TASK BRIEF: Count how many lines below include the string "area", and give that number without anything else.
------
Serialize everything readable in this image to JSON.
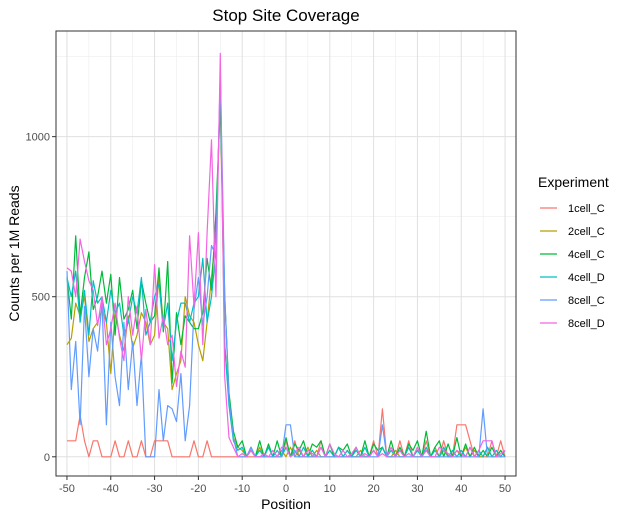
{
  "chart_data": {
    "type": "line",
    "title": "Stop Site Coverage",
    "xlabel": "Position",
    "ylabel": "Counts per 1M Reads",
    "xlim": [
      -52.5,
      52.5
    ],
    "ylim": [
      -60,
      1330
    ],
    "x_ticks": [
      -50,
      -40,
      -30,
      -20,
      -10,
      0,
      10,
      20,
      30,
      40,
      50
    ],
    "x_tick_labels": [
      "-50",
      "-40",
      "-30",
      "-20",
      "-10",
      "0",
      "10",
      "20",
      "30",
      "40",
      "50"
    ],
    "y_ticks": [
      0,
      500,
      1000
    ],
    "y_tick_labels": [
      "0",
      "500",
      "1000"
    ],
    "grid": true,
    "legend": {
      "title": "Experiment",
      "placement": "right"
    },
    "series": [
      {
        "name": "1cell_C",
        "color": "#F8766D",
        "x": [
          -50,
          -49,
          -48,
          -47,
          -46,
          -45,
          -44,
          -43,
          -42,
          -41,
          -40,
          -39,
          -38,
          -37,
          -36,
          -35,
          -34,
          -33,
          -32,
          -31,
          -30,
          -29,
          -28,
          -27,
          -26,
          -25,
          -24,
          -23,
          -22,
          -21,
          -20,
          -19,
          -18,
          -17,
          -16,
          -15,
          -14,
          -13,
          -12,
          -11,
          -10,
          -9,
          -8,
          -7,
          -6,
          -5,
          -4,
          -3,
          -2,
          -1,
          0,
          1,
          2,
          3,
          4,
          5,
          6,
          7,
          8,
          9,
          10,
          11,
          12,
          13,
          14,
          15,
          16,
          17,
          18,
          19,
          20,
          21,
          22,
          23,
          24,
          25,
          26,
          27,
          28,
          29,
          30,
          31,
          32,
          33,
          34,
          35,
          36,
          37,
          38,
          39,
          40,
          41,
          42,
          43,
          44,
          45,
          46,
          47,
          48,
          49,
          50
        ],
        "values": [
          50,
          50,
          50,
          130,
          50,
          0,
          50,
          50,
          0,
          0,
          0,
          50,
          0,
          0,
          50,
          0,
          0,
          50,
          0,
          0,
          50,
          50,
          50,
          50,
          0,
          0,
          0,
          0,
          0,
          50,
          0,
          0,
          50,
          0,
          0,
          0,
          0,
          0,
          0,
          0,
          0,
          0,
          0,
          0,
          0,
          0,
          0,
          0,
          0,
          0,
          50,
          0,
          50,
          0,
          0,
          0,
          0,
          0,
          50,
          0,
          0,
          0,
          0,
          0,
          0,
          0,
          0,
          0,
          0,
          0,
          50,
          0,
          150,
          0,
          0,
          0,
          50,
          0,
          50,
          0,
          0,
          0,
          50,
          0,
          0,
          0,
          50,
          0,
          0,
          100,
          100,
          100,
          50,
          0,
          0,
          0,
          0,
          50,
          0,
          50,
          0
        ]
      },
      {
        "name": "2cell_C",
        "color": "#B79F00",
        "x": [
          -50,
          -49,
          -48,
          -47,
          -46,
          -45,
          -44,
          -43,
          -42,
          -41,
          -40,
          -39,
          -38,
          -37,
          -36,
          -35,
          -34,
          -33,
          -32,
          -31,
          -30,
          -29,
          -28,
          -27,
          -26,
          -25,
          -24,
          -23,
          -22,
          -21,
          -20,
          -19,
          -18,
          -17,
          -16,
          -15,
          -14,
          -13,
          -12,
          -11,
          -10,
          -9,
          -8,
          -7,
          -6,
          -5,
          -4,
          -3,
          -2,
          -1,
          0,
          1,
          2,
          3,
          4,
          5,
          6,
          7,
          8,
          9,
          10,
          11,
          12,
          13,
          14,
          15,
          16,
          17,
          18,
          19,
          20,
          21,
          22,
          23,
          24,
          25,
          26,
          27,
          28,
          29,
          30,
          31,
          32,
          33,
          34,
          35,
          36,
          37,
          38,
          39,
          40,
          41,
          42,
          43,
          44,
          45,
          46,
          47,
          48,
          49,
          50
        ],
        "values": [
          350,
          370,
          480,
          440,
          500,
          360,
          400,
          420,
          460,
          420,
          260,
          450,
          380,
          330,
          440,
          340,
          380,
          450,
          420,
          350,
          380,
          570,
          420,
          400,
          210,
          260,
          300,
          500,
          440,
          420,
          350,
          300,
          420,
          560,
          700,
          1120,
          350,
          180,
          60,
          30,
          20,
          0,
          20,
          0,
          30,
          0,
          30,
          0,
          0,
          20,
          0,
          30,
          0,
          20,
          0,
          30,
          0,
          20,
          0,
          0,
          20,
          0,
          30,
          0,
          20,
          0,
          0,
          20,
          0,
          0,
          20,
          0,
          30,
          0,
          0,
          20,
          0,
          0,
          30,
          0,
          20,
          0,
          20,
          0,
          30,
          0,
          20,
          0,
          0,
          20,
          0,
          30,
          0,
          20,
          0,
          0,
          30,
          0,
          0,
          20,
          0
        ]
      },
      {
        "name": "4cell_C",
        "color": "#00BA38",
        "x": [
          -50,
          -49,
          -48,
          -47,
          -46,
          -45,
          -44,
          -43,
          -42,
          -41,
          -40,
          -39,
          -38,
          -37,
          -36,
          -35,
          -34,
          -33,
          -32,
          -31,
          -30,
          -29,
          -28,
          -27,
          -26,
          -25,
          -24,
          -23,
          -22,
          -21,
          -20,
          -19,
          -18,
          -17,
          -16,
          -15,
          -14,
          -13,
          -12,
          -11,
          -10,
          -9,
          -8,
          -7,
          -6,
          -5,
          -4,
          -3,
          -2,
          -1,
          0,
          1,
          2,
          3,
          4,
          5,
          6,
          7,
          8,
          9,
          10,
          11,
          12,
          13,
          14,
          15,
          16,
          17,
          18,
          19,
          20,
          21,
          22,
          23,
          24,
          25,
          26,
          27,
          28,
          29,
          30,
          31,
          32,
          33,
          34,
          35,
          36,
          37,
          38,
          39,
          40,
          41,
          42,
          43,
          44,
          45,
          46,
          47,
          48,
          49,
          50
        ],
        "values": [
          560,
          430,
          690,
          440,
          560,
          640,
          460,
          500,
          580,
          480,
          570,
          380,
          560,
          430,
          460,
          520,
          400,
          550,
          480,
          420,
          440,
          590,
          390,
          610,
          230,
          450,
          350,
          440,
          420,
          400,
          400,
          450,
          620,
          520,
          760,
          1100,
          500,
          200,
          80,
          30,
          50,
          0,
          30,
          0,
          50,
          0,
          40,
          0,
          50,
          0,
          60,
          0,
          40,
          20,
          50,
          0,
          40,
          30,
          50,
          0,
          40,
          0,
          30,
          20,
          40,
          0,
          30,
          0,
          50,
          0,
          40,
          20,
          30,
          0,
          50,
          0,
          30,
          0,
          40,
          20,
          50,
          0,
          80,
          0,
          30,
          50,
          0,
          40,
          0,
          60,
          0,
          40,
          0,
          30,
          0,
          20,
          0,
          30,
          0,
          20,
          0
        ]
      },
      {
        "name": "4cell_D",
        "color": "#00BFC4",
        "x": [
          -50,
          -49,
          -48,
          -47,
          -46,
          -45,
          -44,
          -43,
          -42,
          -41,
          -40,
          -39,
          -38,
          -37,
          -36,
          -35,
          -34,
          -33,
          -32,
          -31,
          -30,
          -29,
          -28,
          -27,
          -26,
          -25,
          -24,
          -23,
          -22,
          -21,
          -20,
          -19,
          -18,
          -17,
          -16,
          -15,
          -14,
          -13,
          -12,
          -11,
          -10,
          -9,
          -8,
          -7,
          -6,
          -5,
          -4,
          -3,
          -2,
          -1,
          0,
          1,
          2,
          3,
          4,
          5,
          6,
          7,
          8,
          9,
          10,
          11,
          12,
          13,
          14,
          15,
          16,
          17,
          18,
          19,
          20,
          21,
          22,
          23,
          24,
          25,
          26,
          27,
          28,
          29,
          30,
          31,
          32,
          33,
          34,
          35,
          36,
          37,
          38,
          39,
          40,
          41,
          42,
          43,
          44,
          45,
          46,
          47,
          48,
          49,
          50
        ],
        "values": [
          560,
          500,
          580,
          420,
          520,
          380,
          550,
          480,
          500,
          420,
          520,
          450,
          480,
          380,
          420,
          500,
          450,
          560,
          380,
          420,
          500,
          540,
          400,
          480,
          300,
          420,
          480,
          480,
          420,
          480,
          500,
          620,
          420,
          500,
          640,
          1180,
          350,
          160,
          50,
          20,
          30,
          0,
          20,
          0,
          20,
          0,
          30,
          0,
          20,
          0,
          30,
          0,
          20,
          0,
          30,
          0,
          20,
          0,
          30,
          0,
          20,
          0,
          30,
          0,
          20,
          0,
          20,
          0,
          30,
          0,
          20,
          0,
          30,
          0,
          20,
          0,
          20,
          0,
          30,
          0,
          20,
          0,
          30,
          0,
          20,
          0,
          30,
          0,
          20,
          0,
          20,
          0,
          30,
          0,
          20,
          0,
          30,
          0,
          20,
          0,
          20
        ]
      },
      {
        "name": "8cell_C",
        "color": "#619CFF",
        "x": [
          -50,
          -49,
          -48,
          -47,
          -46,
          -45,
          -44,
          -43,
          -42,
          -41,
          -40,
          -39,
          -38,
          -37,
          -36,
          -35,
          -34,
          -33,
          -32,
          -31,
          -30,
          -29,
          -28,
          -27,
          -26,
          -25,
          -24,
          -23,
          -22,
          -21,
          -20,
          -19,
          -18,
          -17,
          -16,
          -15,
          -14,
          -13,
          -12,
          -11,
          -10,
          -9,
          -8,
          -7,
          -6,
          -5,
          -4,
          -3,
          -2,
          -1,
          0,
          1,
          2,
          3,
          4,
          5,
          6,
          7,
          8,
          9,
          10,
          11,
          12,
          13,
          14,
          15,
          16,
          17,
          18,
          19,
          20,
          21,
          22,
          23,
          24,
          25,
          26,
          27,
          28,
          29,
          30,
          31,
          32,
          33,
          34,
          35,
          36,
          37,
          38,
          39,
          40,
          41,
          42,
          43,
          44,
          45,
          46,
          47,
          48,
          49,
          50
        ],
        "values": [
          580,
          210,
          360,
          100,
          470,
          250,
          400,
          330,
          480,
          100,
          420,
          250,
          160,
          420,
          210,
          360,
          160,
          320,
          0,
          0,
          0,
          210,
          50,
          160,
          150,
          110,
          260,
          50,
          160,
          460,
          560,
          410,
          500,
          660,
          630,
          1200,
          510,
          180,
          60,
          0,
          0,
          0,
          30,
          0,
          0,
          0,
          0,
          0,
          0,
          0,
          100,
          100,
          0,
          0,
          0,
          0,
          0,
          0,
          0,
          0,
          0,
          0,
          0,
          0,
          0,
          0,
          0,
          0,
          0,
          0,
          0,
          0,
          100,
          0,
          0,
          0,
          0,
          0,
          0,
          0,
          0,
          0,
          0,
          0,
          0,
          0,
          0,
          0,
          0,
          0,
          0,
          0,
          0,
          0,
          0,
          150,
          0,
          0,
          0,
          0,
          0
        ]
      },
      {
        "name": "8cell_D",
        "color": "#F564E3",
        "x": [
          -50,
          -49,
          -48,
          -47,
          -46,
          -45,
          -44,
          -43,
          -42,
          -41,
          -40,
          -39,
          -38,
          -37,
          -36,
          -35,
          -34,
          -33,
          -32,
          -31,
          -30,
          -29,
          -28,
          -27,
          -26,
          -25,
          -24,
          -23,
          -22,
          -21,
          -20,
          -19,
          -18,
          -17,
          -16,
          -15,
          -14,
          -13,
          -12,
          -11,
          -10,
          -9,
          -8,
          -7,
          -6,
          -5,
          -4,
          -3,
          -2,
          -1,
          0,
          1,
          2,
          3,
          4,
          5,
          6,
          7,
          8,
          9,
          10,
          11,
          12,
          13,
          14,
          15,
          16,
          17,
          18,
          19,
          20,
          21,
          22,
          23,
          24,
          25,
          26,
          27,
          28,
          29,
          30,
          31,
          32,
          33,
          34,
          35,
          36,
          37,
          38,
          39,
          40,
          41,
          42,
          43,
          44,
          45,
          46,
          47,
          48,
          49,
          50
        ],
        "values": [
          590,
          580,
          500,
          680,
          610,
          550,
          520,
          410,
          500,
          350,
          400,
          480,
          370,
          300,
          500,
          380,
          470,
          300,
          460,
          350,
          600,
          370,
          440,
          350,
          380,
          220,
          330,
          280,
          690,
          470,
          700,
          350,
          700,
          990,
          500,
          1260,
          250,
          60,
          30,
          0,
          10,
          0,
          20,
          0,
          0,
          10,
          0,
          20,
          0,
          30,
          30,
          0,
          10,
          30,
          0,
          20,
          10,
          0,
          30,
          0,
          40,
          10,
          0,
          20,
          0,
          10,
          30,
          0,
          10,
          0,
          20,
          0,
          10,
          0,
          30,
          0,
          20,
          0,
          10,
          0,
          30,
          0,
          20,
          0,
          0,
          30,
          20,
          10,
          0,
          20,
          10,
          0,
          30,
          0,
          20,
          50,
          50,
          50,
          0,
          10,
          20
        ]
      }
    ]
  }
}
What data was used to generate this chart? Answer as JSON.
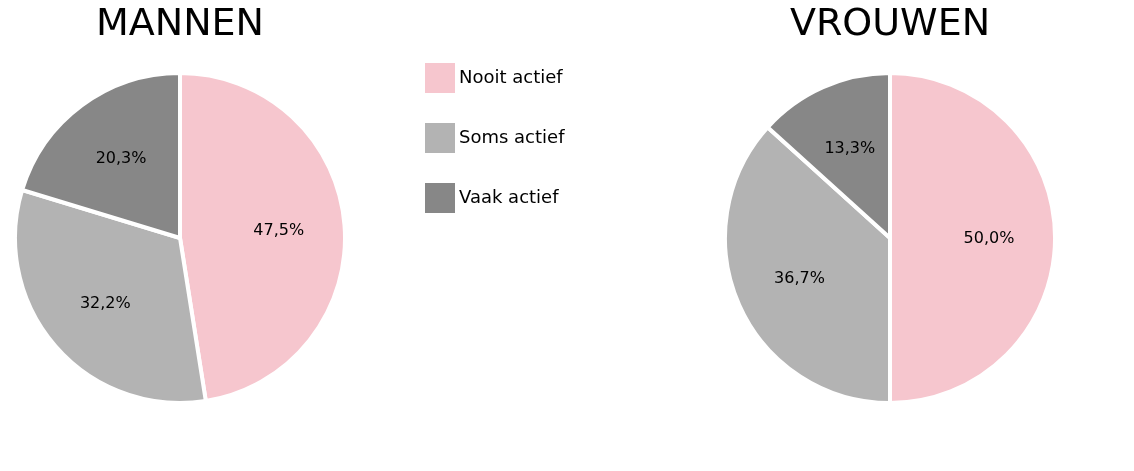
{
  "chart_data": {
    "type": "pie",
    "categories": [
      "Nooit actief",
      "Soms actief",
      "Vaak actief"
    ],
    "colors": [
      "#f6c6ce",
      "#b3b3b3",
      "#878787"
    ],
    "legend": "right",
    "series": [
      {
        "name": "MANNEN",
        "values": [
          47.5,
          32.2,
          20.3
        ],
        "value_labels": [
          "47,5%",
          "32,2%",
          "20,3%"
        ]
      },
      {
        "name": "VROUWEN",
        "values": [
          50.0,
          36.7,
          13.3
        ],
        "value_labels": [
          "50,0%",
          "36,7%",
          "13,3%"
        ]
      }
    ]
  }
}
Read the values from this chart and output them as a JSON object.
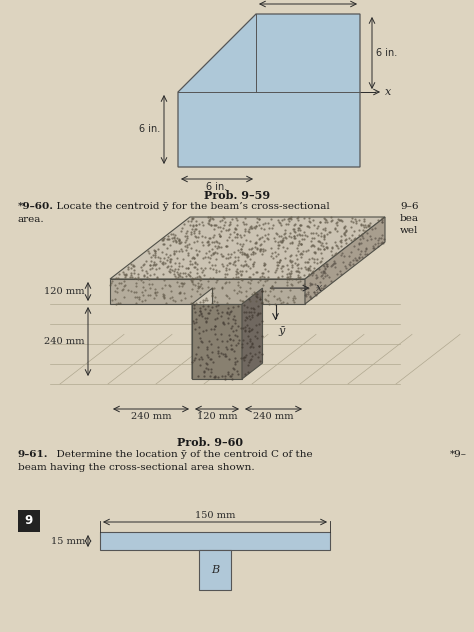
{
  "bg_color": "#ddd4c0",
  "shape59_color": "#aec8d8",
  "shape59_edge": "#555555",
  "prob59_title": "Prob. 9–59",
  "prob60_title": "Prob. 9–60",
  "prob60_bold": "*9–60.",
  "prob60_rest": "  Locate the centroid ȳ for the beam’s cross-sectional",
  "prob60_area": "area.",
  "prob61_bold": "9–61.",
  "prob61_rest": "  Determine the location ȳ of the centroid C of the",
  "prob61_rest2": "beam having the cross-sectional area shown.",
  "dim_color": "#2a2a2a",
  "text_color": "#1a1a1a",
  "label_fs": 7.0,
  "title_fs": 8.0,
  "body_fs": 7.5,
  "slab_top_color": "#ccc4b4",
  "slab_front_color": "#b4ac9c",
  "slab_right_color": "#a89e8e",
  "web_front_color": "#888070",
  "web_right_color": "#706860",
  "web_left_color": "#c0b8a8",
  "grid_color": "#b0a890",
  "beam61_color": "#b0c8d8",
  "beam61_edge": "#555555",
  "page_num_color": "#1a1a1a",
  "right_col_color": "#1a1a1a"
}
------
THE SOLUTION: 2